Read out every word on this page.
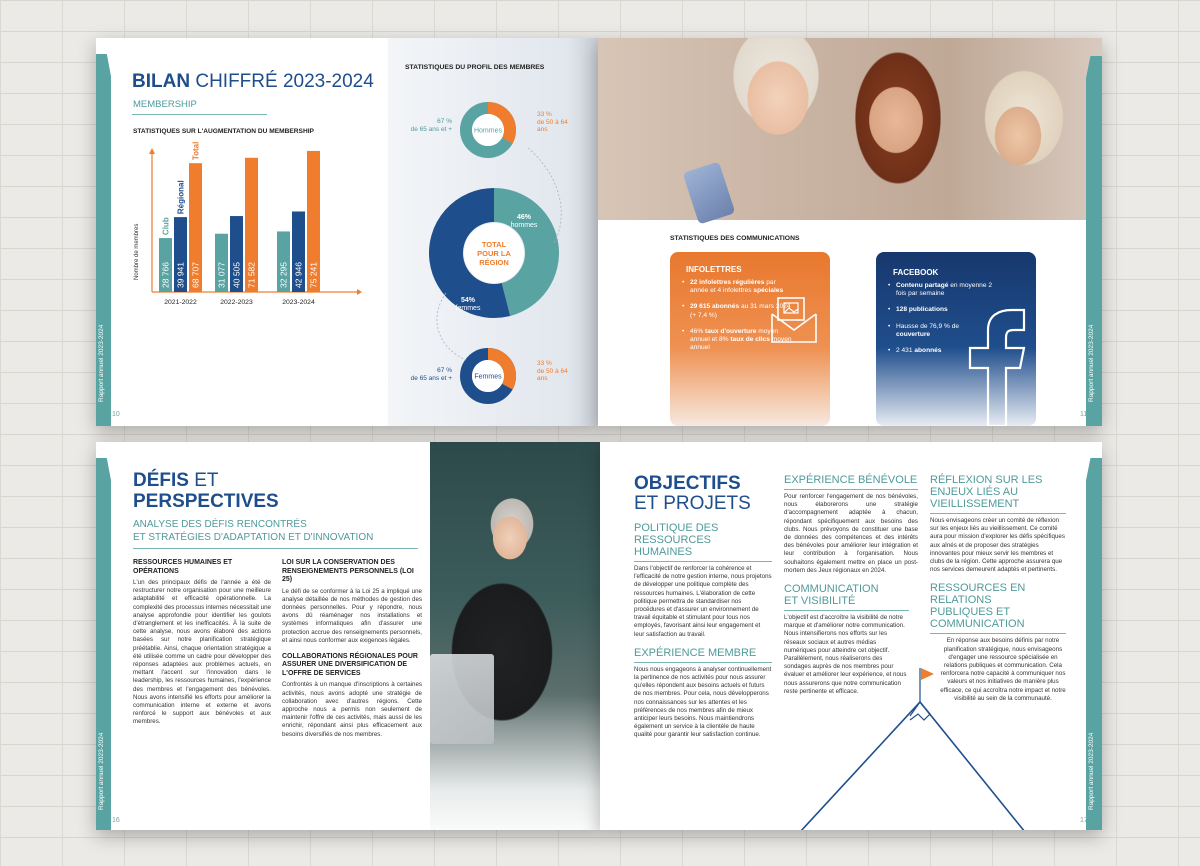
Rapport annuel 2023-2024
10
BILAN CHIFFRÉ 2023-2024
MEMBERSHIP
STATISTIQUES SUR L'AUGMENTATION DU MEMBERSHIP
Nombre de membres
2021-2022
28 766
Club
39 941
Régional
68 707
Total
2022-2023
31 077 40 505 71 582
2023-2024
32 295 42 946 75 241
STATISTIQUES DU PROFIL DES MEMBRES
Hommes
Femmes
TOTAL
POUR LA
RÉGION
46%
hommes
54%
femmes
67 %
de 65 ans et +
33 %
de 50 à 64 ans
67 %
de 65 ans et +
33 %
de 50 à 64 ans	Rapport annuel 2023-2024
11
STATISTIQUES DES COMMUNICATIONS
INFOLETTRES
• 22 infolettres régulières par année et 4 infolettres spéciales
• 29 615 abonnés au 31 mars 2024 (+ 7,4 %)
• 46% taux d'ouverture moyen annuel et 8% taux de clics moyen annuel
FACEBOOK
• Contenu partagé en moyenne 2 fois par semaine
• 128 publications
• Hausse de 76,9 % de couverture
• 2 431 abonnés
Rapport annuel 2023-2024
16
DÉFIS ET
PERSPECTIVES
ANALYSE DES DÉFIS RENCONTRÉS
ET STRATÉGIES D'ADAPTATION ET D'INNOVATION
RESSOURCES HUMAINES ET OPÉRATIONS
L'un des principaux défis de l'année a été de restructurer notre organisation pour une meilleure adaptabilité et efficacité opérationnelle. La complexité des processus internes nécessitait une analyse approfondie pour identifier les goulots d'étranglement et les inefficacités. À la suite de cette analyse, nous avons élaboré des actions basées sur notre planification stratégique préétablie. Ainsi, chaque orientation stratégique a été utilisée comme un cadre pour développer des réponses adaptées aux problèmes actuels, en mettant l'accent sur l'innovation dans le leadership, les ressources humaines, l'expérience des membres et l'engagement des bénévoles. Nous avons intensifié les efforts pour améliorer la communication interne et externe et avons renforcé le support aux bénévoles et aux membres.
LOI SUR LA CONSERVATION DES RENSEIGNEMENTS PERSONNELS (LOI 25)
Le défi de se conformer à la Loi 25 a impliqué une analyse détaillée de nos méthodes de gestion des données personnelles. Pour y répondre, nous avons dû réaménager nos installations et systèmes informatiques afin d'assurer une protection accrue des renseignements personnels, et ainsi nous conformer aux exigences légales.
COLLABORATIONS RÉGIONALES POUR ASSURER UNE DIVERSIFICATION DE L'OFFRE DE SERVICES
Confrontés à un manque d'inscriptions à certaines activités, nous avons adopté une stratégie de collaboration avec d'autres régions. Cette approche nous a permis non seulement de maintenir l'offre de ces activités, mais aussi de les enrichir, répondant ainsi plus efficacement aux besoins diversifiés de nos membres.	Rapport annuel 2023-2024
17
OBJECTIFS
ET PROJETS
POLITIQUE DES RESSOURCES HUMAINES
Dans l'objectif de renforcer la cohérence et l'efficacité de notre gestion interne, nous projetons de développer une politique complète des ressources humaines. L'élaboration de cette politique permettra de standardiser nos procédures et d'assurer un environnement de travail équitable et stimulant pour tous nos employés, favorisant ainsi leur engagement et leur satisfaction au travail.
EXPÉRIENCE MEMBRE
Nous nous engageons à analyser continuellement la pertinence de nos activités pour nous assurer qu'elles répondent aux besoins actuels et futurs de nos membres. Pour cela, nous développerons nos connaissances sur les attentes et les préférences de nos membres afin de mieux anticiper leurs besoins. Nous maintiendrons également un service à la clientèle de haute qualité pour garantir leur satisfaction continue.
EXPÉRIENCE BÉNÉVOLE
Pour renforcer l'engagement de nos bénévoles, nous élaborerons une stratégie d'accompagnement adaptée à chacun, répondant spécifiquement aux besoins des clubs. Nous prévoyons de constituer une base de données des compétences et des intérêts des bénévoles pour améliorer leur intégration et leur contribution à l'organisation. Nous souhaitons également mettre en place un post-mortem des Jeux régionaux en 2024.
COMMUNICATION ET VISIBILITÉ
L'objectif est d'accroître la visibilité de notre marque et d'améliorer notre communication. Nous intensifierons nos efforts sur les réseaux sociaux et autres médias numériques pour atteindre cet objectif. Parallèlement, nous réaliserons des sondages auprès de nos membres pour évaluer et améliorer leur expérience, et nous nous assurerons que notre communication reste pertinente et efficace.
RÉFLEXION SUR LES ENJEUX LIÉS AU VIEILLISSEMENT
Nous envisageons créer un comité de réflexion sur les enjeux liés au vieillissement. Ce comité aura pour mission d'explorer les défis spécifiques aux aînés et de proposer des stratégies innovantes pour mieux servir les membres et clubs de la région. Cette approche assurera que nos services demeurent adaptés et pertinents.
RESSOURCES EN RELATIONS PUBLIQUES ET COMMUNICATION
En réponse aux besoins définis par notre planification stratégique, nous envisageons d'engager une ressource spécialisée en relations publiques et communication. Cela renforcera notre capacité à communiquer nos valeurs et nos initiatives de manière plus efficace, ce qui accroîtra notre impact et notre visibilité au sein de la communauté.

........

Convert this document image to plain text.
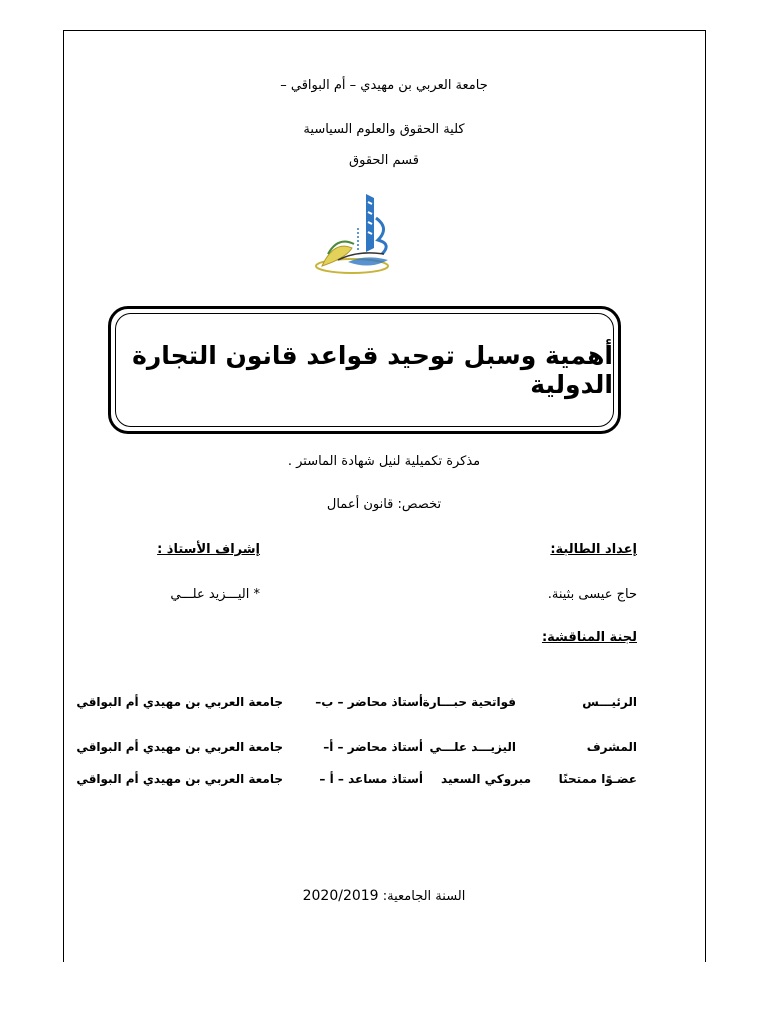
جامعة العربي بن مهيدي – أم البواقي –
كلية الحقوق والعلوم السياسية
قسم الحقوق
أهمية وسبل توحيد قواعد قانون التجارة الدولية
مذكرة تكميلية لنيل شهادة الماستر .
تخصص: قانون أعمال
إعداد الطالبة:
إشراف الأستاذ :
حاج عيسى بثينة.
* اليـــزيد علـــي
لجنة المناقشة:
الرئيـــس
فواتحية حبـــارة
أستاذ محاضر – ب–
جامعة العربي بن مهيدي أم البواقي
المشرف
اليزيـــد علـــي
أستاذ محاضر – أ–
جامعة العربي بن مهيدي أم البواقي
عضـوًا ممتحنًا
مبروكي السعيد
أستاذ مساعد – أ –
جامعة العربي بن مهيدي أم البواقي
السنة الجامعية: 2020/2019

........

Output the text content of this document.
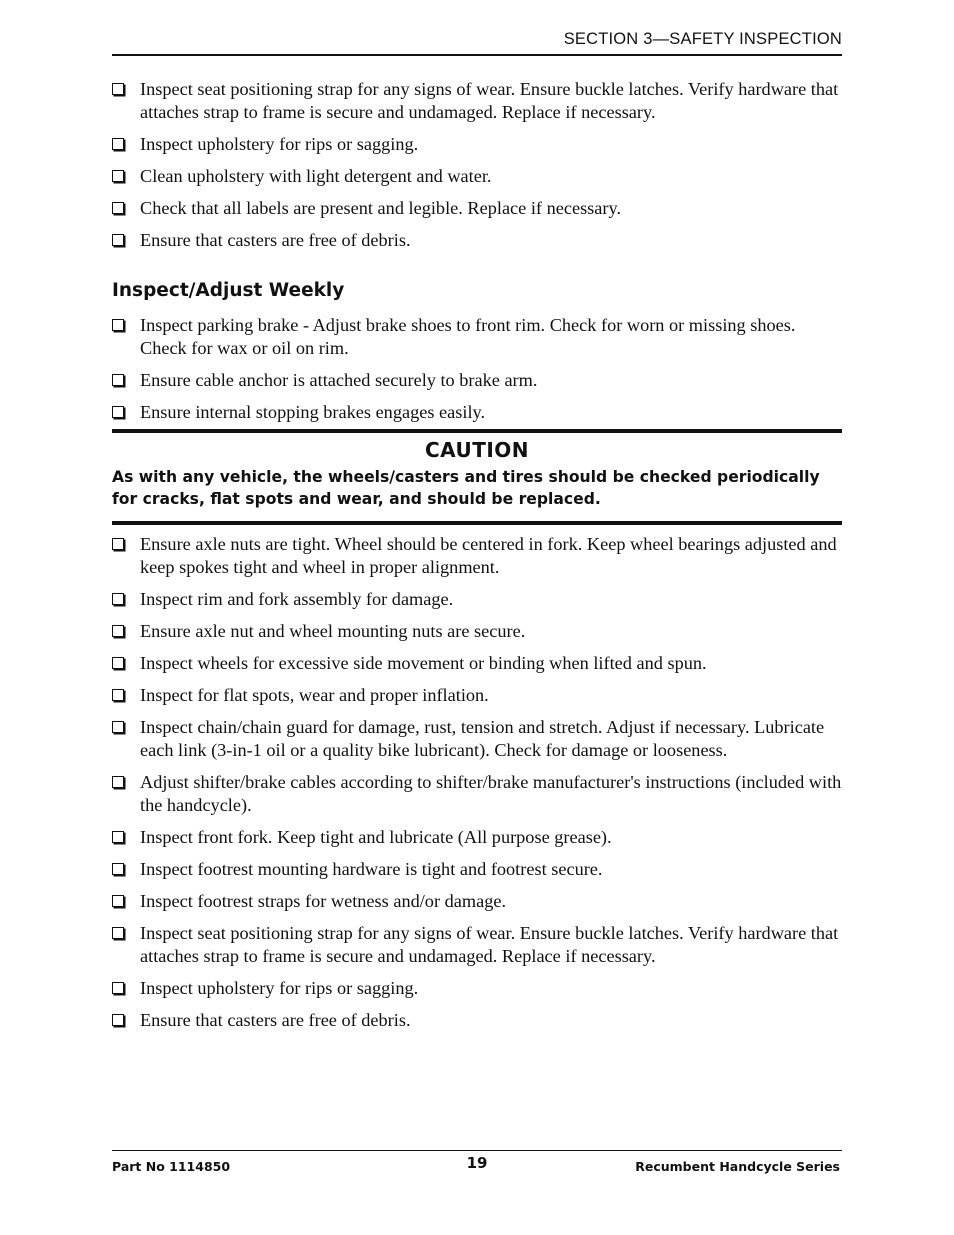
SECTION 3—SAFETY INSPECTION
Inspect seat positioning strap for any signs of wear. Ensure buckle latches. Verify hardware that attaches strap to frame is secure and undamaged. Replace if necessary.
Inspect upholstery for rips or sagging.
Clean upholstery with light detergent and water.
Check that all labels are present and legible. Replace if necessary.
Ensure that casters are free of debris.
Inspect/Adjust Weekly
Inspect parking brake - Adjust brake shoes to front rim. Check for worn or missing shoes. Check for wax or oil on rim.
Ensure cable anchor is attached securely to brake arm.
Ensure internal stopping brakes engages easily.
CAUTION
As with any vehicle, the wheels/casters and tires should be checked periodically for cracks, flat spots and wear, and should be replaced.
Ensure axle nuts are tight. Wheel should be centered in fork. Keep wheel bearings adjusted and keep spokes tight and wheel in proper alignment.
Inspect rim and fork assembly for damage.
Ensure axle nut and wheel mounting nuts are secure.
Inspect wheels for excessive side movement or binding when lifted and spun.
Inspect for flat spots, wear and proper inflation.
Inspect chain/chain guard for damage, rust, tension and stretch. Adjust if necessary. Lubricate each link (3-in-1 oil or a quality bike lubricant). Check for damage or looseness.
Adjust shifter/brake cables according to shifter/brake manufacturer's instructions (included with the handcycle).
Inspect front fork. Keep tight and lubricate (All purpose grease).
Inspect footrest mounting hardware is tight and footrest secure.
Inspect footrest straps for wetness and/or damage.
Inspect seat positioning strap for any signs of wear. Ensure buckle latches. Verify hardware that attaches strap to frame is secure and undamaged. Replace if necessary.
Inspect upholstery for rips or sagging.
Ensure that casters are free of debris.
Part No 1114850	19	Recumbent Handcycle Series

........

Goal of the exercise :: Only a number is wanted: how many lines contain "document"?

Completed exercise :: 2